WHAT TO WORK ON. Transcribe every line exactly. Leave the pictures behind.
^^^^^^^^
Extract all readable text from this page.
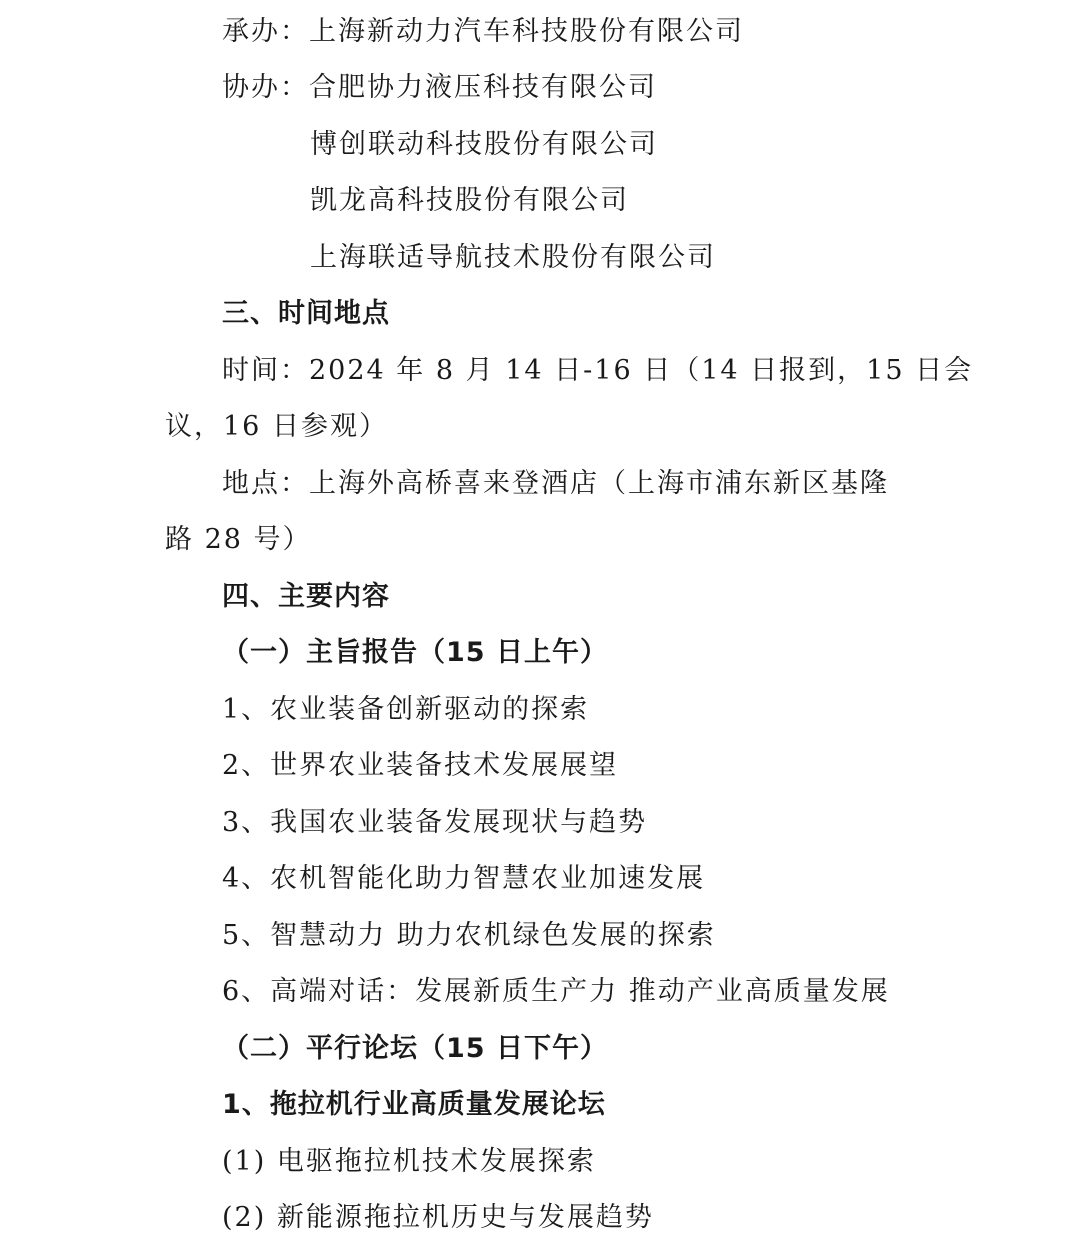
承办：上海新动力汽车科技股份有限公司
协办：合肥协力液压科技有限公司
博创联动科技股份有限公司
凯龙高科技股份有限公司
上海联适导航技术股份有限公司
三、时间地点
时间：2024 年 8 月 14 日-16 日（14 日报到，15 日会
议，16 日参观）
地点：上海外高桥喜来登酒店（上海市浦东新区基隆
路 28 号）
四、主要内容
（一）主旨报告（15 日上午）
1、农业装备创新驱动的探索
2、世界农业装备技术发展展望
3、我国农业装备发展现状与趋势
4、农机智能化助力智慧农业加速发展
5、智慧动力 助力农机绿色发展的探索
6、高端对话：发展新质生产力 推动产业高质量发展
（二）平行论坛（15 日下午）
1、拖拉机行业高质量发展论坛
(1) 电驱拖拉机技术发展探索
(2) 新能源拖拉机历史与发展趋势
^^^^^^^^
SOLUTION BELOW.
Extract all readable text from this page.
承办：上海新动力汽车科技股份有限公司
协办：合肥协力液压科技有限公司
博创联动科技股份有限公司
凯龙高科技股份有限公司
上海联适导航技术股份有限公司
三、时间地点
时间：2024 年 8 月 14 日-16 日（14 日报到，15 日会
议，16 日参观）
地点：上海外高桥喜来登酒店（上海市浦东新区基隆
路 28 号）
四、主要内容
（一）主旨报告（15 日上午）
1、农业装备创新驱动的探索
2、世界农业装备技术发展展望
3、我国农业装备发展现状与趋势
4、农机智能化助力智慧农业加速发展
5、智慧动力 助力农机绿色发展的探索
6、高端对话：发展新质生产力 推动产业高质量发展
（二）平行论坛（15 日下午）
1、拖拉机行业高质量发展论坛
(1) 电驱拖拉机技术发展探索
(2) 新能源拖拉机历史与发展趋势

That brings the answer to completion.